____ PASSAGE PROVIDED

Which gives the full text:

Mandatur G. filius Pet justiciar quod pro centum et xx marcas. quas Robert Bardulf recognoscit se debere Hugh de Neville pro Hugh Bardulf qui prendicus dene debitio Henry de Cornhille uscus filiam et heredem prendicus Hug het in uxu, liberari faciat eide Hugh Manerium de Karleton supra mare cum castro et cum pertiner suis hender quorusque inus perceperit predicum debitur. Mandatur ; & qe capiat ad opus doni Rex. Medietaten illius debiti.


I then process the text through Google Translate to get the straight translation before rewriting it to read as logically as possible to a modern reader:


It is ordered that the Justiciar G. the son of Pet, collects one hundred and twenty marks, which Robert Bardulf acknowledges that he owes on behalf of Hugh Bardulf to Hugh de Neville, who is a bailiff for the debt of Henry de Cornhill since he is married to his (Henry de Cornhill’s) daughter and heir, let him deliver the manor and castle of Carlton on sea with all its belongings. It is commanded that whoever receives the aforesaid goods shall gift the King half for his work.


This is a reasonable translation. There are some bits that I am unsure of, particularly the first parts. I do not know who G son of Pet is, and it seems to refer to him as a justiciar. This may be wrong. I wondered if the first part, "Mandatur ; G." is a shorthand version of a well-used introduction.


The content of the order is very interesting. In essence, Hugh Bardulf, who died c 1203, owed money to Henry de Cornhill, who had died in 1193 with significant debts. Hugh Bardulf’s debt was to be honoured by his son Robert Bardulf and paid to Hugh de Neville, who had married Joan de Cornhill, Henry’s daughter and heir. The manor and castle of Carlton on sea, along with all its possessions, were to be handed over in settlement.


This fact is not reported in any other description of Castle Carlton I have found. The accepted reason for it leaving the ownership of the Bardulf family is that it was diluted through inheritance and eventually passed out of the family through marriage in the late 13th century. This order of John seems to suggest that it left the Bardulf family much earlier, at the beginning of the 13th century. It may have switched back at some point in the future, or the order may not have been executed. But I find that unlikely.

________
____ RECORD EXTRACTS

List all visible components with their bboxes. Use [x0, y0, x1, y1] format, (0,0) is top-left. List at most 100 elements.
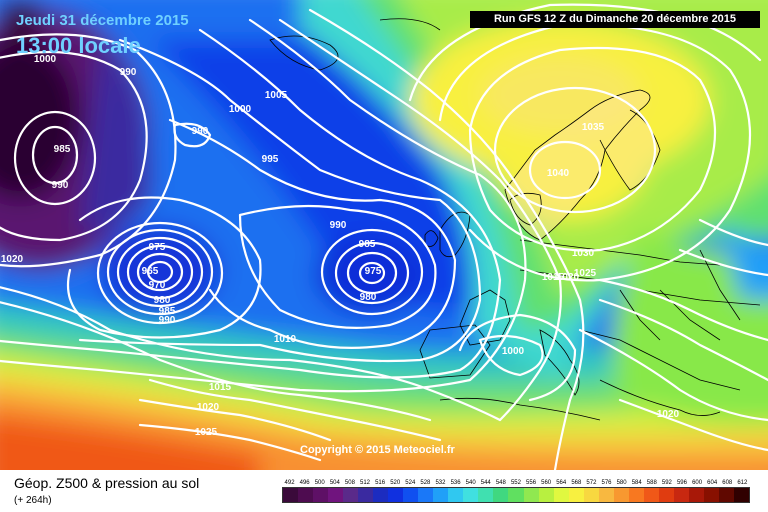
forecast-map: 1000990985990100510009909951020975965970… [0, 0, 768, 470]
isobar-label: 990 [330, 220, 347, 231]
legend-label: 556 [526, 480, 537, 486]
legend-swatch [493, 488, 509, 502]
legend-label: 580 [616, 480, 627, 486]
legend-label: 604 [707, 480, 718, 486]
legend-label: 516 [375, 480, 386, 486]
legend-label: 504 [329, 480, 340, 486]
color-legend: 492 496 500 504 508 512 516 520 524 528 532 536 540 5… [282, 480, 750, 503]
legend-label: 524 [405, 480, 416, 486]
isobar-label: 1000 [229, 104, 252, 115]
map-title: Géop. Z500 & pression au sol [14, 475, 200, 491]
local-time: 13:00 locale [16, 33, 141, 58]
legend-label: 612 [737, 480, 748, 486]
isobar-label: 990 [159, 315, 176, 326]
copyright: Copyright © 2015 Meteociel.fr [300, 444, 455, 456]
legend-swatch [328, 488, 344, 502]
legend-swatch [568, 488, 584, 502]
legend-swatch [508, 488, 524, 502]
legend-label: 496 [299, 480, 310, 486]
legend-label: 560 [541, 480, 552, 486]
legend-label: 536 [450, 480, 461, 486]
legend-swatch [613, 488, 629, 502]
legend-swatch [313, 488, 329, 502]
map-footer: Géop. Z500 & pression au sol (+ 264h) 49… [0, 470, 768, 512]
legend-swatch [433, 488, 449, 502]
legend-swatch [583, 488, 599, 502]
legend-label: 528 [420, 480, 431, 486]
legend-swatch [673, 488, 689, 502]
legend-swatch [388, 488, 404, 502]
isobar-label: 985 [359, 239, 376, 250]
run-info: Run GFS 12 Z du Dimanche 20 décembre 201… [470, 11, 760, 28]
isobar-label: 980 [360, 292, 377, 303]
isobar-label: 1010 [274, 334, 297, 345]
isobar-label: 1025 [574, 268, 597, 279]
legend-swatch [283, 488, 299, 502]
legend-swatch [358, 488, 374, 502]
legend-label: 568 [571, 480, 582, 486]
legend-swatch [448, 488, 464, 502]
isobar-label: 1020 [657, 409, 680, 420]
isobar-label: 980 [154, 295, 171, 306]
isobar-label: 985 [159, 306, 176, 317]
legend-label: 584 [631, 480, 642, 486]
isobar-label: 990 [192, 126, 209, 137]
legend-swatch [298, 488, 314, 502]
geopotential-field [0, 0, 768, 470]
isobar-label: 975 [365, 266, 382, 277]
legend-swatch [538, 488, 554, 502]
legend-swatch [523, 488, 539, 502]
isobar-label: 975 [149, 242, 166, 253]
legend-label: 532 [435, 480, 446, 486]
legend-label: 564 [556, 480, 567, 486]
isobar-label: 1000 [502, 346, 525, 357]
legend-label: 592 [661, 480, 672, 486]
isobar-label: 1020 [197, 402, 220, 413]
legend-label: 596 [676, 480, 687, 486]
legend-swatch [418, 488, 434, 502]
legend-label: 500 [314, 480, 325, 486]
isobar-label: 965 [142, 266, 159, 277]
legend-bar [282, 487, 750, 503]
legend-labels: 492 496 500 504 508 512 516 520 524 528 532 536 540 5… [282, 480, 750, 486]
legend-label: 600 [692, 480, 703, 486]
isobar-label: 1000 [34, 54, 57, 65]
legend-swatch [628, 488, 644, 502]
legend-swatch [733, 488, 749, 502]
legend-swatch [343, 488, 359, 502]
isobar-label: 1015 [542, 272, 565, 283]
legend-label: 508 [344, 480, 355, 486]
isobar-label: 1005 [265, 90, 288, 101]
legend-swatch [688, 488, 704, 502]
legend-label: 520 [390, 480, 401, 486]
legend-swatch [658, 488, 674, 502]
legend-label: 492 [284, 480, 295, 486]
isobar-label: 1030 [572, 248, 595, 259]
isobar-label: 1025 [195, 427, 218, 438]
legend-label: 576 [601, 480, 612, 486]
forecast-date: Jeudi 31 décembre 2015 [16, 12, 189, 29]
legend-swatch [643, 488, 659, 502]
isobar-label: 995 [262, 154, 279, 165]
legend-swatch [373, 488, 389, 502]
isobars [0, 3, 768, 470]
legend-label: 572 [586, 480, 597, 486]
isobar-labels: 1000990985990100510009909951020975965970… [1, 54, 680, 438]
isobar-label: 990 [120, 67, 137, 78]
isobar-label: 1040 [547, 168, 570, 179]
legend-swatch [598, 488, 614, 502]
isobar-label: 1035 [582, 122, 605, 133]
legend-swatch [718, 488, 734, 502]
legend-label: 608 [722, 480, 733, 486]
legend-swatch [463, 488, 479, 502]
legend-label: 512 [360, 480, 371, 486]
isobar-label: 1015 [209, 382, 232, 393]
legend-label: 540 [465, 480, 476, 486]
legend-swatch [703, 488, 719, 502]
legend-label: 588 [646, 480, 657, 486]
legend-label: 548 [495, 480, 506, 486]
forecast-offset: (+ 264h) [14, 495, 52, 506]
isobar-label: 990 [52, 180, 69, 191]
isobar-label: 1020 [557, 272, 580, 283]
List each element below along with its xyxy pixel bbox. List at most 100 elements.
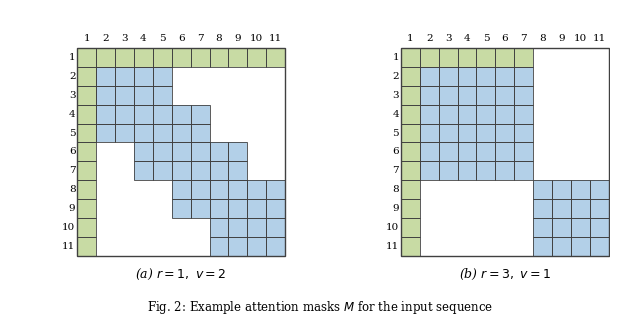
Bar <box>172 48 191 67</box>
Bar <box>209 237 228 256</box>
Bar <box>438 67 458 86</box>
Bar <box>153 161 172 180</box>
Bar <box>495 86 514 105</box>
Bar <box>438 48 458 67</box>
Bar <box>153 142 172 161</box>
Bar <box>191 161 209 180</box>
Bar <box>134 105 153 124</box>
Bar <box>153 67 172 86</box>
Text: 4: 4 <box>392 110 399 118</box>
Bar <box>209 199 228 218</box>
Bar <box>266 218 285 237</box>
Bar <box>209 199 228 218</box>
Bar <box>401 67 420 86</box>
Text: 10: 10 <box>62 223 76 232</box>
Bar <box>552 218 571 237</box>
Bar <box>209 237 228 256</box>
Bar <box>115 124 134 142</box>
Bar <box>153 86 172 105</box>
Bar <box>172 142 191 161</box>
Bar <box>458 161 476 180</box>
Bar <box>172 105 191 124</box>
Bar <box>458 86 476 105</box>
Bar <box>153 67 172 86</box>
Bar <box>228 237 247 256</box>
Bar <box>589 237 609 256</box>
Bar <box>134 86 153 105</box>
Bar <box>420 67 438 86</box>
Bar <box>401 180 420 199</box>
Bar <box>153 48 172 67</box>
Bar <box>77 48 96 67</box>
Bar <box>438 142 458 161</box>
Bar <box>134 105 153 124</box>
Bar <box>552 218 571 237</box>
Bar <box>533 180 552 199</box>
Text: Fig. 2: Example attention masks $M$ for the input sequence: Fig. 2: Example attention masks $M$ for … <box>147 298 493 316</box>
Bar <box>247 218 266 237</box>
Bar <box>458 124 476 142</box>
Bar <box>458 105 476 124</box>
Bar <box>134 48 153 67</box>
Bar <box>420 48 438 67</box>
Text: 11: 11 <box>593 34 606 43</box>
Bar <box>495 161 514 180</box>
Bar <box>266 180 285 199</box>
Bar <box>420 67 438 86</box>
Text: 6: 6 <box>69 147 76 156</box>
Bar <box>247 237 266 256</box>
Bar <box>228 199 247 218</box>
Bar <box>115 105 134 124</box>
Bar <box>77 105 96 124</box>
Bar <box>153 124 172 142</box>
Bar <box>115 124 134 142</box>
Bar <box>172 180 191 199</box>
Bar <box>209 180 228 199</box>
Bar <box>589 180 609 199</box>
Bar <box>589 199 609 218</box>
Bar <box>77 86 96 105</box>
Text: 10: 10 <box>386 223 399 232</box>
Bar <box>514 48 533 67</box>
Bar <box>571 199 589 218</box>
Bar <box>533 218 552 237</box>
Bar <box>401 199 420 218</box>
Bar <box>589 237 609 256</box>
Bar <box>401 142 420 161</box>
Bar <box>438 161 458 180</box>
Bar <box>438 105 458 124</box>
Bar <box>77 124 96 142</box>
Text: 8: 8 <box>392 185 399 194</box>
Bar <box>495 105 514 124</box>
Bar <box>134 86 153 105</box>
Bar <box>191 199 209 218</box>
Bar <box>172 161 191 180</box>
Bar <box>115 86 134 105</box>
Bar <box>533 180 552 199</box>
Bar <box>438 86 458 105</box>
Bar <box>77 48 96 67</box>
Bar <box>420 142 438 161</box>
Bar <box>153 142 172 161</box>
Bar <box>153 48 172 67</box>
Bar <box>438 86 458 105</box>
Bar <box>476 161 495 180</box>
Bar <box>96 86 115 105</box>
Bar <box>401 199 420 218</box>
Bar <box>134 161 153 180</box>
Bar <box>420 124 438 142</box>
Bar <box>191 142 209 161</box>
Bar <box>134 142 153 161</box>
Bar <box>172 199 191 218</box>
Bar <box>401 124 420 142</box>
Bar <box>533 237 552 256</box>
Bar <box>228 161 247 180</box>
Bar <box>266 48 285 67</box>
Bar <box>495 67 514 86</box>
Bar <box>209 48 228 67</box>
Bar <box>420 142 438 161</box>
Text: 2: 2 <box>426 34 433 43</box>
Bar <box>96 105 115 124</box>
Bar <box>209 180 228 199</box>
Text: 4: 4 <box>140 34 147 43</box>
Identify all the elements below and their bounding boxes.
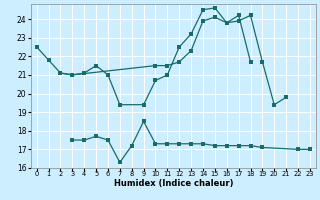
X-axis label: Humidex (Indice chaleur): Humidex (Indice chaleur) <box>114 179 233 188</box>
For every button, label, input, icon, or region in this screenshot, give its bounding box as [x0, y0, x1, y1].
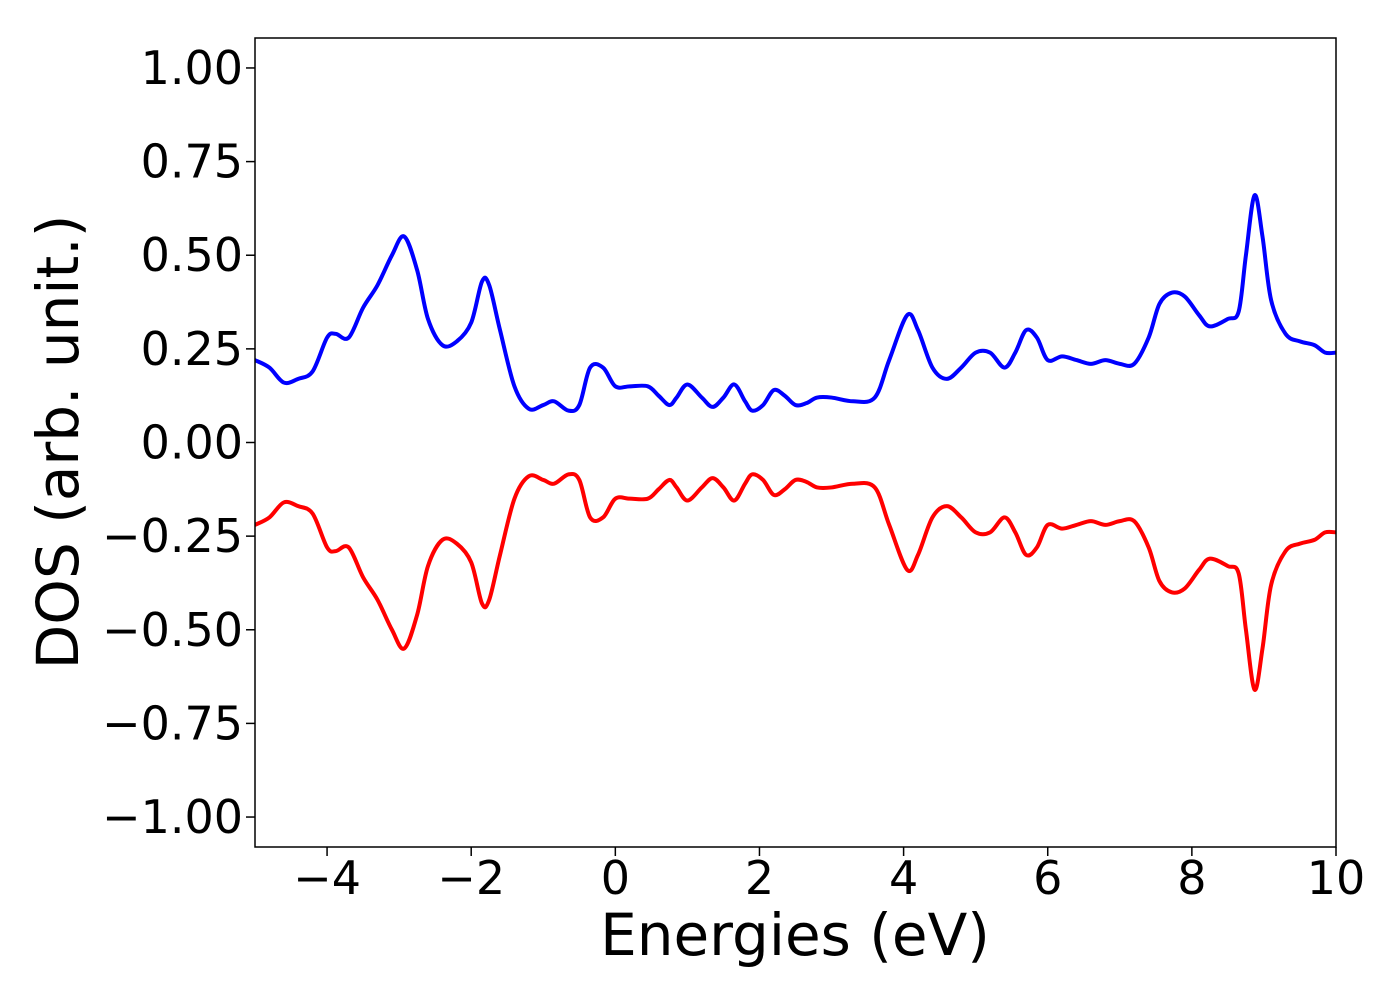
x-tick-label: 2: [745, 851, 774, 905]
y-tick-label: −0.25: [102, 509, 243, 563]
y-tick-label: −0.50: [102, 603, 243, 657]
y-tick-label: 0.50: [141, 228, 243, 282]
series-line-down: [255, 471, 1336, 692]
y-tick-label: 1.00: [141, 41, 243, 95]
x-tick-label: 0: [601, 851, 630, 905]
x-axis-ticks: −4 −2 0 2 4 6 8 10: [293, 847, 1365, 905]
series-layer: [255, 193, 1336, 692]
y-axis-title: DOS (arb. unit.): [24, 215, 92, 670]
x-tick-label: 6: [1033, 851, 1062, 905]
y-axis-ticks: 1.00 0.75 0.50 0.25 0.00 −0.25 −0.50 −0.75 −1.00: [102, 41, 255, 844]
x-tick-label: −2: [437, 851, 505, 905]
x-tick-label: 8: [1177, 851, 1206, 905]
x-tick-label: 4: [889, 851, 918, 905]
series-line-up: [255, 193, 1336, 414]
x-tick-label: 10: [1307, 851, 1366, 905]
y-tick-label: −0.75: [102, 696, 243, 750]
y-tick-label: 0.75: [141, 135, 243, 189]
y-tick-label: −1.00: [102, 790, 243, 844]
x-tick-label: −4: [293, 851, 361, 905]
x-axis-title: Energies (eV): [600, 901, 990, 969]
y-tick-label: 0.00: [141, 416, 243, 470]
y-tick-label: 0.25: [141, 322, 243, 376]
plot-frame: [254, 37, 1337, 848]
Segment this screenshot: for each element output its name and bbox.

________

REQUIRED TASK – According to the passage about Castle Carlton, whom had Hugh de Neville married? The data above comes from a separate source.

ANSWER FOR THIS EXERCISE – Joan de Cornhill, the daughter and heir of Henry de Cornhill.